## PROBLEM
From the listing, collect all lines containing the word "xlabel".

--- Begin EXERCISE MATERIAL ---

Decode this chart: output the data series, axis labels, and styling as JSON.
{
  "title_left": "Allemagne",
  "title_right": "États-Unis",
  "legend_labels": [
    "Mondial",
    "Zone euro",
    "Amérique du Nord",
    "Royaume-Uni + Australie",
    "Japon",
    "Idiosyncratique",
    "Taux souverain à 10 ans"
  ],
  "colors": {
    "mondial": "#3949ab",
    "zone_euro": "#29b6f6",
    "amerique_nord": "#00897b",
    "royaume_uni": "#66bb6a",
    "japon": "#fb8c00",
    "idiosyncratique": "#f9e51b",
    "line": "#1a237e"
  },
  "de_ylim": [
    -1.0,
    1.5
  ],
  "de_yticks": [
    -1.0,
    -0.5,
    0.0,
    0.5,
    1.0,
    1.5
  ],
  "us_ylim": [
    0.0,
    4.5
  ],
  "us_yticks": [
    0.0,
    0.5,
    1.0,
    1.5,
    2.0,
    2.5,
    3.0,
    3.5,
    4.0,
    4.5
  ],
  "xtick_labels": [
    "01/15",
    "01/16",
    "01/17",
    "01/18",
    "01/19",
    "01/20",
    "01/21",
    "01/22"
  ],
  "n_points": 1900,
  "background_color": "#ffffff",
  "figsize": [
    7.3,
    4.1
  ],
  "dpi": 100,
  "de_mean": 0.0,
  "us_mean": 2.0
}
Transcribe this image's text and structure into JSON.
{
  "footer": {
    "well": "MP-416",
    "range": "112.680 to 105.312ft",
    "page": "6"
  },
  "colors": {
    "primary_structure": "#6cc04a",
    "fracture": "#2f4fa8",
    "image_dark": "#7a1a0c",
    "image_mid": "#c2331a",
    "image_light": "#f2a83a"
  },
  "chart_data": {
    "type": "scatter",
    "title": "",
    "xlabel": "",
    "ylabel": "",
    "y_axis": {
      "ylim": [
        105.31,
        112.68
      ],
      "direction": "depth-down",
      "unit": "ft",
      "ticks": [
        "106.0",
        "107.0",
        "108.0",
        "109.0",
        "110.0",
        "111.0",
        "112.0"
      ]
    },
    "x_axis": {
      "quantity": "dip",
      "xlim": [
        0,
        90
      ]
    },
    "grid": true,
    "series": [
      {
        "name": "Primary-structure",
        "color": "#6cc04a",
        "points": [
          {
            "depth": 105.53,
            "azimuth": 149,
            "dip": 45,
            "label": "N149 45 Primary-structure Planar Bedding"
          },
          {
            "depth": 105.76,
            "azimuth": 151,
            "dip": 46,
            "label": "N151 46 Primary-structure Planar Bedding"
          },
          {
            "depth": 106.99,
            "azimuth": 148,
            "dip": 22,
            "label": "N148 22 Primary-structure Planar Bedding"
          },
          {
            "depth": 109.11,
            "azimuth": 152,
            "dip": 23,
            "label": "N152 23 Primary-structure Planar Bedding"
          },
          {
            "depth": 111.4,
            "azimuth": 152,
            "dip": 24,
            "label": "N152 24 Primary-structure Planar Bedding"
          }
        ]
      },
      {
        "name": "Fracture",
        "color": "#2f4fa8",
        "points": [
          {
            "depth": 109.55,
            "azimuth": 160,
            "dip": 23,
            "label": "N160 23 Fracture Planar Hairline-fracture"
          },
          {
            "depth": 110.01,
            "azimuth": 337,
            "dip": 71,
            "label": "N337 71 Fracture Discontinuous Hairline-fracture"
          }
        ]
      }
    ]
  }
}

--- End EXERCISE MATERIAL ---
--- Begin EXERCISE MATERIAL ---

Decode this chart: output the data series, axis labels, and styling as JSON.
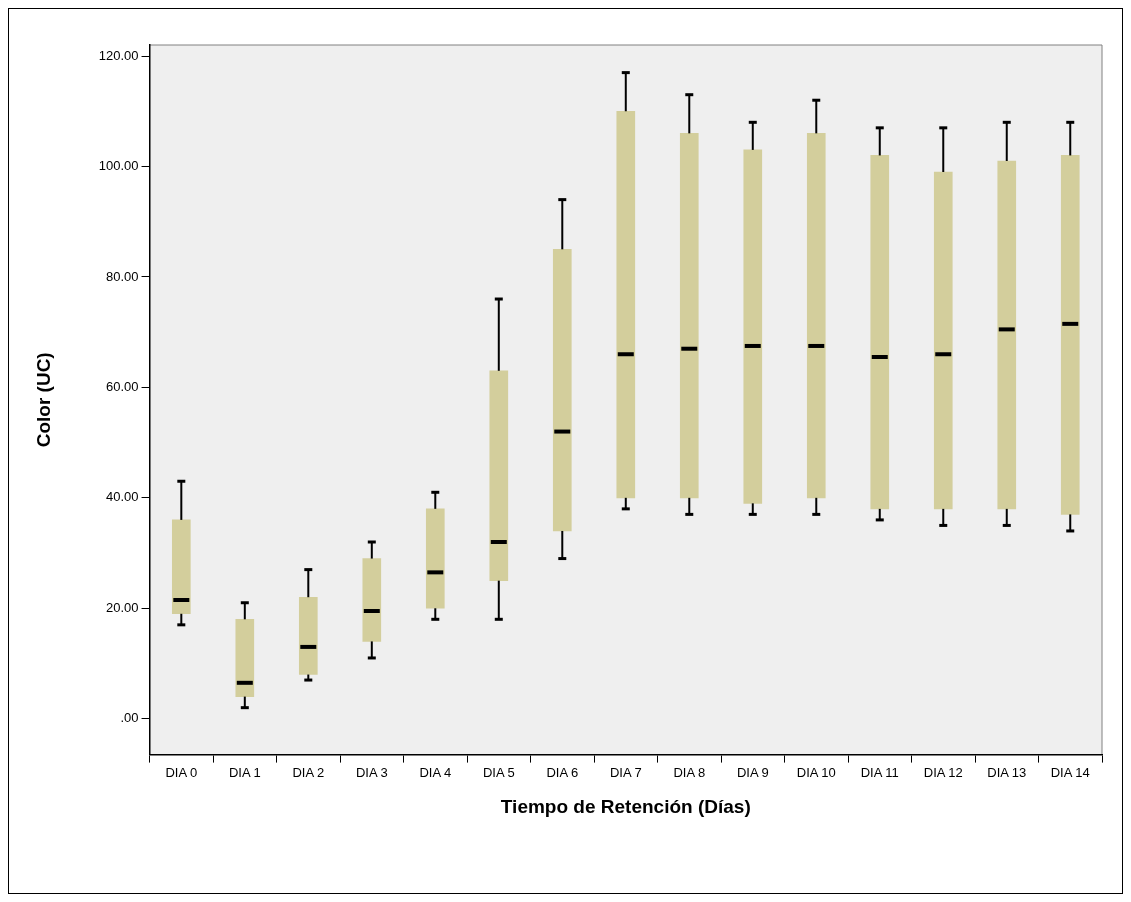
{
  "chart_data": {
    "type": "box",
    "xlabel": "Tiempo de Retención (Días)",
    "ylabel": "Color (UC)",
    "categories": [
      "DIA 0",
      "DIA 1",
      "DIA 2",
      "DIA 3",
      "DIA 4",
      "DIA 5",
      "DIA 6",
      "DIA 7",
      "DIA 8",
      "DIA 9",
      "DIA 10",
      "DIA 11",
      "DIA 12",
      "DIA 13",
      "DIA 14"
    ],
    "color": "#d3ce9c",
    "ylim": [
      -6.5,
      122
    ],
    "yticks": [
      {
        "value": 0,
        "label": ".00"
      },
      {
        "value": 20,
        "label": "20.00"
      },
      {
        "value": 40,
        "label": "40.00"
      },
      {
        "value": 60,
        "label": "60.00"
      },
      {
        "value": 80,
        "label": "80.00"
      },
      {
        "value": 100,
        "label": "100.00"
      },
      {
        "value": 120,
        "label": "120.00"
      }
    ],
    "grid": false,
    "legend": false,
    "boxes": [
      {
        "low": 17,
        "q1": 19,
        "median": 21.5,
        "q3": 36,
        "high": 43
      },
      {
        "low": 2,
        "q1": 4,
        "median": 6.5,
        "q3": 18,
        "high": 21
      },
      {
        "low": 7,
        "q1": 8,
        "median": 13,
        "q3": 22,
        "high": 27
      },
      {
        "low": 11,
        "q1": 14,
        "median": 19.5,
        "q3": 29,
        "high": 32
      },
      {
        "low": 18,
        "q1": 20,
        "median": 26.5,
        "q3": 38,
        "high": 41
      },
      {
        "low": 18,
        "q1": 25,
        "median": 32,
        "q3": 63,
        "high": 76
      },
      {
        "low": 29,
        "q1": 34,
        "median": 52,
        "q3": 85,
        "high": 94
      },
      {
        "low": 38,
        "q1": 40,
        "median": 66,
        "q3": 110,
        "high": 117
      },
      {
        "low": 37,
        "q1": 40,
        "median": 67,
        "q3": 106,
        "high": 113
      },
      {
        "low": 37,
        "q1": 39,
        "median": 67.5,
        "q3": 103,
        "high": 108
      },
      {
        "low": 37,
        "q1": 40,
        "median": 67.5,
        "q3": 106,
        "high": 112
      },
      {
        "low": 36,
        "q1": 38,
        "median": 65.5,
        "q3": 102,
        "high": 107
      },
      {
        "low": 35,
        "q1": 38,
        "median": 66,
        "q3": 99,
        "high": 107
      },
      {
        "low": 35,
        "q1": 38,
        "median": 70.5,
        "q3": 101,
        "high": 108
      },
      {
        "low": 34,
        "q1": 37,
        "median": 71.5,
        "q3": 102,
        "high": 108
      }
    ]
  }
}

--- End EXERCISE MATERIAL ---

## EXERCISE ANSWER
    "xlabel": "",
    "xlabel": "Tiempo de Retención (Días)",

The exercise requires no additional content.